## [Prompt]
Pick out the lines below that contain the string "this" and copy them all.

## [Entries supplied]

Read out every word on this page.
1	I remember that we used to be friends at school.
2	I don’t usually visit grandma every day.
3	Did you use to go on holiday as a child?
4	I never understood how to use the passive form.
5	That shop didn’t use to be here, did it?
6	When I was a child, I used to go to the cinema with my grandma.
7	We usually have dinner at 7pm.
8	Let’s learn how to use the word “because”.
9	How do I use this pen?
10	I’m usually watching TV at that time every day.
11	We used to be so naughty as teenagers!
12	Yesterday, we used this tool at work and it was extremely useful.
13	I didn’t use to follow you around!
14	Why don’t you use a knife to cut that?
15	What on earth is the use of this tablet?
...
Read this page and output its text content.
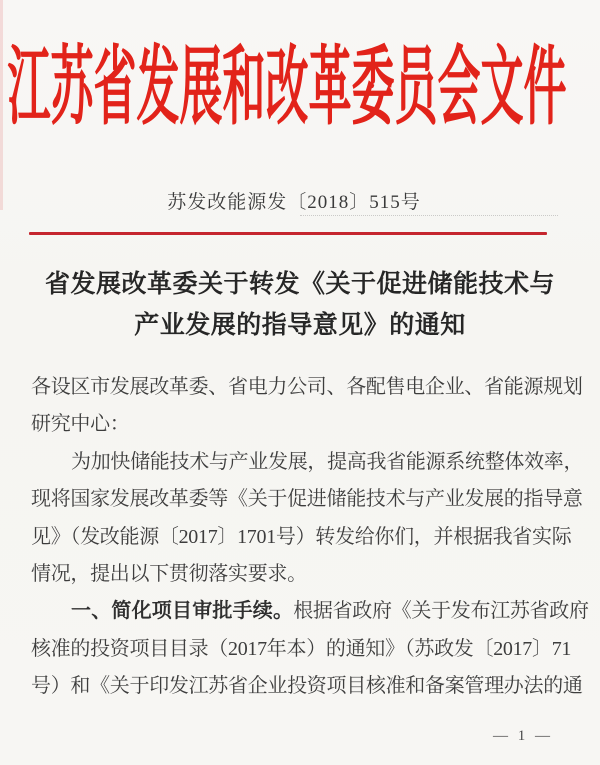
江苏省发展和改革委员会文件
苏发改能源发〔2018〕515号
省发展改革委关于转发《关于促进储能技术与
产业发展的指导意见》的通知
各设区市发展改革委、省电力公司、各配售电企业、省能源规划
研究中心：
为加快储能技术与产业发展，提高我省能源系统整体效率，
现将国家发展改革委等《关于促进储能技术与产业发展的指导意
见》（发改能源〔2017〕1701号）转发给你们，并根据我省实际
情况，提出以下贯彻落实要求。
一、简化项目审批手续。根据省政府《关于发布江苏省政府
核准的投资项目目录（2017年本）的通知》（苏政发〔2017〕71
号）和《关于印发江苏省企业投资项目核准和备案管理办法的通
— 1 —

## [Answer]
Read out every word on this page.
9	How do I use this pen?
12	Yesterday, we used this tool at work and it was extremely useful.
15	What on earth is the use of this tablet?
Read this page and output its text content.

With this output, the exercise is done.